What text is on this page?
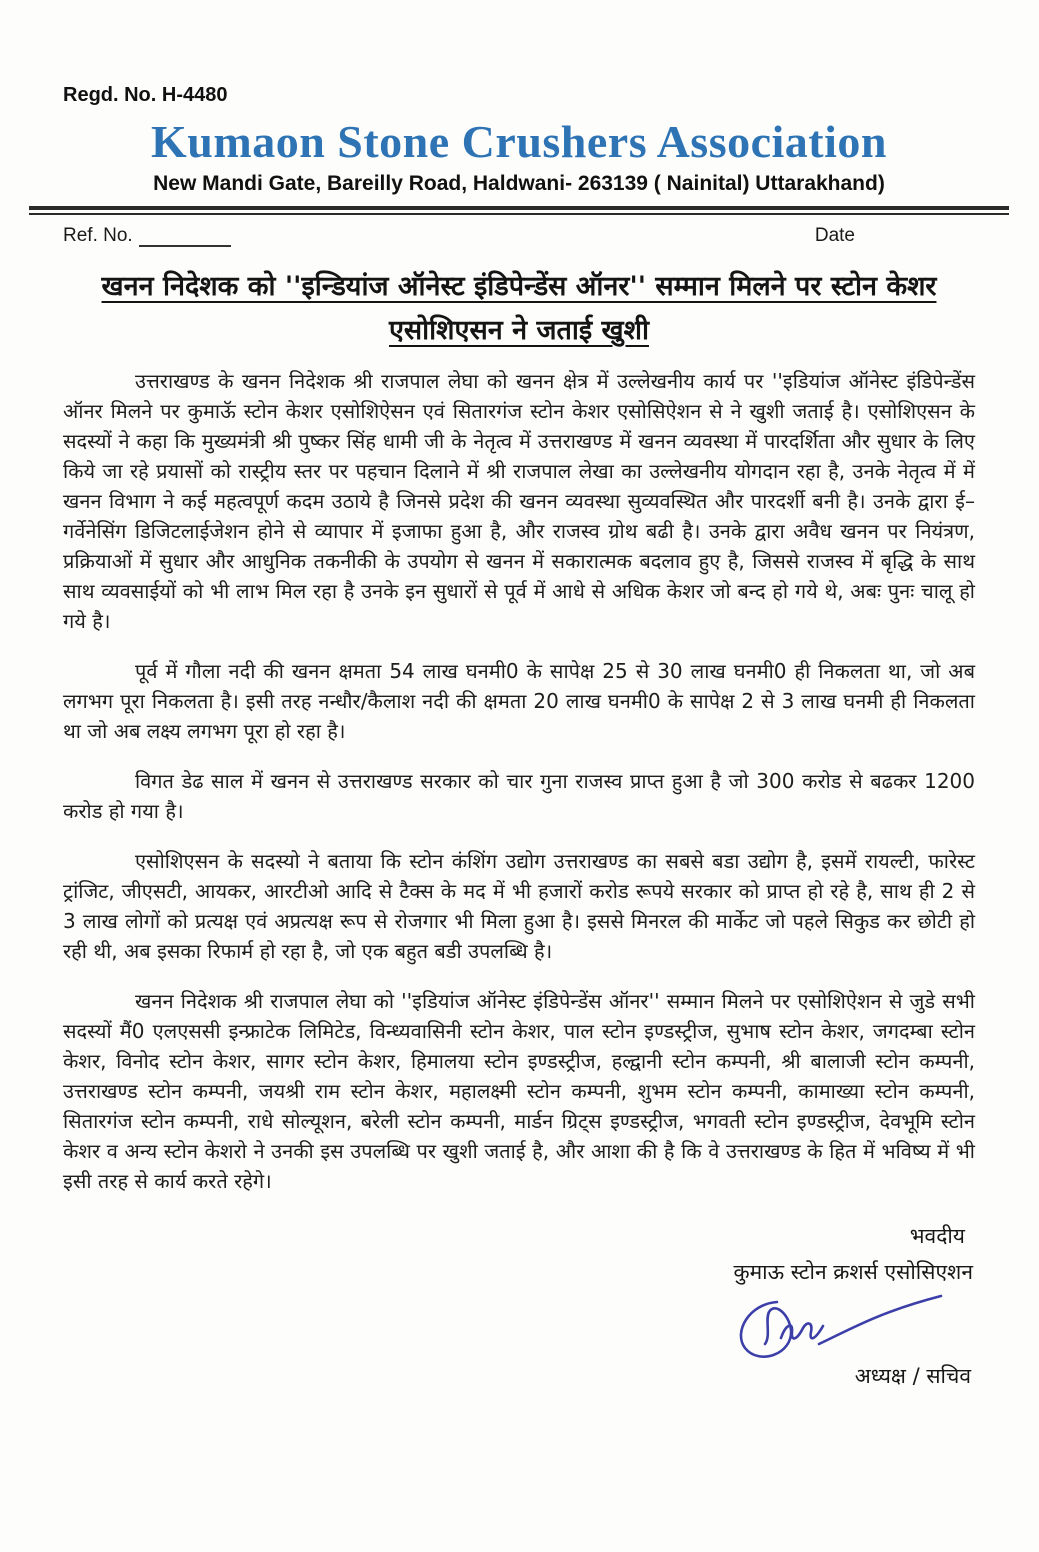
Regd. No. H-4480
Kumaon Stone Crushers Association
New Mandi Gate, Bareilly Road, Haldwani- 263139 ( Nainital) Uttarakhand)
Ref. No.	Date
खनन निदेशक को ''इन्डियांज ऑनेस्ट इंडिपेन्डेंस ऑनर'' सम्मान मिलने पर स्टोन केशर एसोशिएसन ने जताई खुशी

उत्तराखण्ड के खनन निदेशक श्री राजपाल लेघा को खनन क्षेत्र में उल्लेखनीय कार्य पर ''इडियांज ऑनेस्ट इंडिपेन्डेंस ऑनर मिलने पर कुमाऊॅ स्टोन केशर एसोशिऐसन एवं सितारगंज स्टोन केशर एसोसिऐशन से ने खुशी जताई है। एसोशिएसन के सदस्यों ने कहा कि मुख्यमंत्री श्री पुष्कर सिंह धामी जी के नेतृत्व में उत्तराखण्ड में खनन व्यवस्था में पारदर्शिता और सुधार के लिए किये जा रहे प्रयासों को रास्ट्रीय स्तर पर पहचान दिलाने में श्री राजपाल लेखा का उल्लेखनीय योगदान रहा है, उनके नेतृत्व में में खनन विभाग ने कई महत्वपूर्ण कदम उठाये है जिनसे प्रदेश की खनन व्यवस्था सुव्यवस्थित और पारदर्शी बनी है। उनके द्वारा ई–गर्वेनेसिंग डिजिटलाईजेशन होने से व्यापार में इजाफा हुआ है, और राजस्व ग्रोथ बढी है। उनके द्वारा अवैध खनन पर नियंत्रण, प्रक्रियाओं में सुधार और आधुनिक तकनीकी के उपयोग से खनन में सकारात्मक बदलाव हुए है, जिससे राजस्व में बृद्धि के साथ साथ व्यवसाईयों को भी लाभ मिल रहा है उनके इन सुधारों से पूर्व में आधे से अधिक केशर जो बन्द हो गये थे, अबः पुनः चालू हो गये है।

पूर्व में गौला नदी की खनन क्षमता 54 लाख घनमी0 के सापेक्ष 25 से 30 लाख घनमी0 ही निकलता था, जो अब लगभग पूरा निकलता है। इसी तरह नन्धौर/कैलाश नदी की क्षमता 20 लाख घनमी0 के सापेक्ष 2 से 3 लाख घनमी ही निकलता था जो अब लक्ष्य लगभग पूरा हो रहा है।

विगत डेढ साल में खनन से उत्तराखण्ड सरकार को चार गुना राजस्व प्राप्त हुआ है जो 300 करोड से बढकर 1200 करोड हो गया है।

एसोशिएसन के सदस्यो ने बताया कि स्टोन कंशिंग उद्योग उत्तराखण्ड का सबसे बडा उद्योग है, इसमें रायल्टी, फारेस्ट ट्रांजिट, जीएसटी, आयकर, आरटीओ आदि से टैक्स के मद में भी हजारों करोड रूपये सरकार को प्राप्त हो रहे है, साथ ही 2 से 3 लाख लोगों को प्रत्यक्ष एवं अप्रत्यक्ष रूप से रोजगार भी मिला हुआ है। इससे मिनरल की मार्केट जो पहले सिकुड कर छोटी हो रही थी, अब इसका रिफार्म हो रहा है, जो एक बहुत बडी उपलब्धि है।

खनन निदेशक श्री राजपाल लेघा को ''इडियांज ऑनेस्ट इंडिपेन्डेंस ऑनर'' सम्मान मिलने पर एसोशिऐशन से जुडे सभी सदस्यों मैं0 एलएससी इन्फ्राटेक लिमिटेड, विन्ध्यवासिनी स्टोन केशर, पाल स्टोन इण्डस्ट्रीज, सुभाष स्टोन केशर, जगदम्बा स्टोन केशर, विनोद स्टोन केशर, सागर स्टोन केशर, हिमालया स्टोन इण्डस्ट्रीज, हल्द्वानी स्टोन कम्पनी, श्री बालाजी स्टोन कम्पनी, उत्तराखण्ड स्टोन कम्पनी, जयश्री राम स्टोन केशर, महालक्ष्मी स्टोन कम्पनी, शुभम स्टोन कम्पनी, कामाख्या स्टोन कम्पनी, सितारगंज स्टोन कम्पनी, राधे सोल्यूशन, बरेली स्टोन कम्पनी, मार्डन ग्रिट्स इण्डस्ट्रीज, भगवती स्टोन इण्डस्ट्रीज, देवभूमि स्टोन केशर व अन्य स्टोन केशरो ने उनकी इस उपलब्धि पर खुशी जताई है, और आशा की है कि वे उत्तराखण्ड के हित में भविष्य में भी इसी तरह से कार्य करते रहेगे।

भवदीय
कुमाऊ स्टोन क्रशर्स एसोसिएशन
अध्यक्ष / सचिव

---------------

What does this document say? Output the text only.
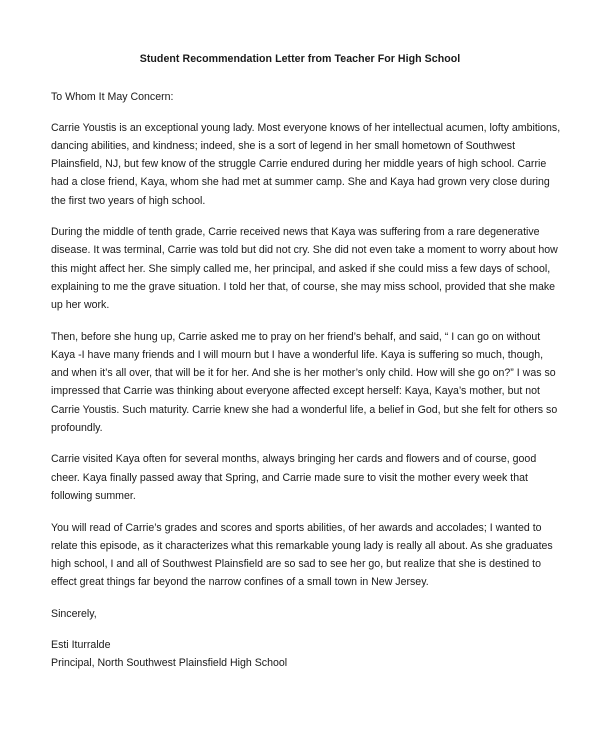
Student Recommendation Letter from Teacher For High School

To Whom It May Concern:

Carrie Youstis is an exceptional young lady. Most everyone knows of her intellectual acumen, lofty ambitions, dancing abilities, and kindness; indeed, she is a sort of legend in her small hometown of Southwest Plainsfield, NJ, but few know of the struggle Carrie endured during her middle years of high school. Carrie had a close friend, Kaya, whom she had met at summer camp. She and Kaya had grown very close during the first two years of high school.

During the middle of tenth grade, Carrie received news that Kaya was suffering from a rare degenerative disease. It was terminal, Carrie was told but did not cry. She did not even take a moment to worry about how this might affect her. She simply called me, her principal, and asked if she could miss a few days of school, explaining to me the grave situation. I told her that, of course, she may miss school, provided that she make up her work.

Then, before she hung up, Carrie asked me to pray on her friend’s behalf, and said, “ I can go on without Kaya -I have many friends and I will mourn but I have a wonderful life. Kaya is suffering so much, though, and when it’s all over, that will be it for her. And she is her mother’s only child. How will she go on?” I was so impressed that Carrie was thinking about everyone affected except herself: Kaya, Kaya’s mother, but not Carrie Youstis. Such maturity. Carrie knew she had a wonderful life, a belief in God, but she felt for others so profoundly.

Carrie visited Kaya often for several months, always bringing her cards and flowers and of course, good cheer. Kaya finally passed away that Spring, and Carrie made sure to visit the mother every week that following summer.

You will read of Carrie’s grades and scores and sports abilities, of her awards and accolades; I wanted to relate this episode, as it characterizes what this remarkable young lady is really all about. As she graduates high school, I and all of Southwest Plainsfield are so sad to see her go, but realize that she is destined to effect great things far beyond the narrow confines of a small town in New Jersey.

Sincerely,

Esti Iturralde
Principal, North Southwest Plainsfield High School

---------------

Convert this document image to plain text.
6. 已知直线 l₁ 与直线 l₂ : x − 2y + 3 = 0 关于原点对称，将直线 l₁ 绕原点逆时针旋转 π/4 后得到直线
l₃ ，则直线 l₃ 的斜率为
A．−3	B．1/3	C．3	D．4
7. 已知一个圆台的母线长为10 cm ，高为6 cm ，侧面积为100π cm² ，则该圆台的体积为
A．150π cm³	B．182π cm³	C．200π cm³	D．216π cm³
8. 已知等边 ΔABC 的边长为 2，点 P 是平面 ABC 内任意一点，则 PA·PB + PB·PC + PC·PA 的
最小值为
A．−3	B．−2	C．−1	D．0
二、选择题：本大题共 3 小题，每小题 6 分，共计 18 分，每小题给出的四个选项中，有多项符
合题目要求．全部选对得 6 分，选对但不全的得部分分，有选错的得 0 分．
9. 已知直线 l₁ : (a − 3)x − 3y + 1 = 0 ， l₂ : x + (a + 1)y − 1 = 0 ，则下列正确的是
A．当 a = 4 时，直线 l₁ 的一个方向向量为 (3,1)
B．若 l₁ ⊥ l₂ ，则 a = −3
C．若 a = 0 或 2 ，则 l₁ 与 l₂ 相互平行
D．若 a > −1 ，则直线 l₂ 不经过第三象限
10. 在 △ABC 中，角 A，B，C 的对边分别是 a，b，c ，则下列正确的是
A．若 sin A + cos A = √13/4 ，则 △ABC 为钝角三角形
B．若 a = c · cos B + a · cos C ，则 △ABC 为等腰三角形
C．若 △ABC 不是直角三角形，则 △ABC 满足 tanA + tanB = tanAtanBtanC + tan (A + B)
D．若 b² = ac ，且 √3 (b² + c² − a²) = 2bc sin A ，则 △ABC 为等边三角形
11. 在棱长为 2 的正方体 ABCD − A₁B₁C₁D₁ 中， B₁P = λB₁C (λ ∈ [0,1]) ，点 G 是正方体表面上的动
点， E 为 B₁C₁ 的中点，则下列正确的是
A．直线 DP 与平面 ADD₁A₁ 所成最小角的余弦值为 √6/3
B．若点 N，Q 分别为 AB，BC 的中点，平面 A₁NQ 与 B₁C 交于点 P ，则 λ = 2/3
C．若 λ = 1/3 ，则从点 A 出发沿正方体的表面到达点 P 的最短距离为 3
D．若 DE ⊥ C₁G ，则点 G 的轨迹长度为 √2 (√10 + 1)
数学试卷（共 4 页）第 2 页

---------------

▶ [PROMPT]: Every line of the listing that holds "Youstis" should be found and copied.

▶ [SOLVED PROBLEM]:
Carrie Youstis is an exceptional young lady. Most everyone knows of her intellectual acumen, lofty ambitions, dancing abilities, and kindness; indeed, she is a sort of legend in her small hometown of Southwest Plainsfield, NJ, but few know of the struggle Carrie endured during her middle years of high school. Carrie had a close friend, Kaya, whom she had met at summer camp. She and Kaya had grown very close during the first two years of high school.
Then, before she hung up, Carrie asked me to pray on her friend’s behalf, and said, “ I can go on without Kaya -I have many friends and I will mourn but I have a wonderful life. Kaya is suffering so much, though, and when it’s all over, that will be it for her. And she is her mother’s only child. How will she go on?” I was so impressed that Carrie was thinking about everyone affected except herself: Kaya, Kaya’s mother, but not Carrie Youstis. Such maturity. Carrie knew she had a wonderful life, a belief in God, but she felt for others so profoundly.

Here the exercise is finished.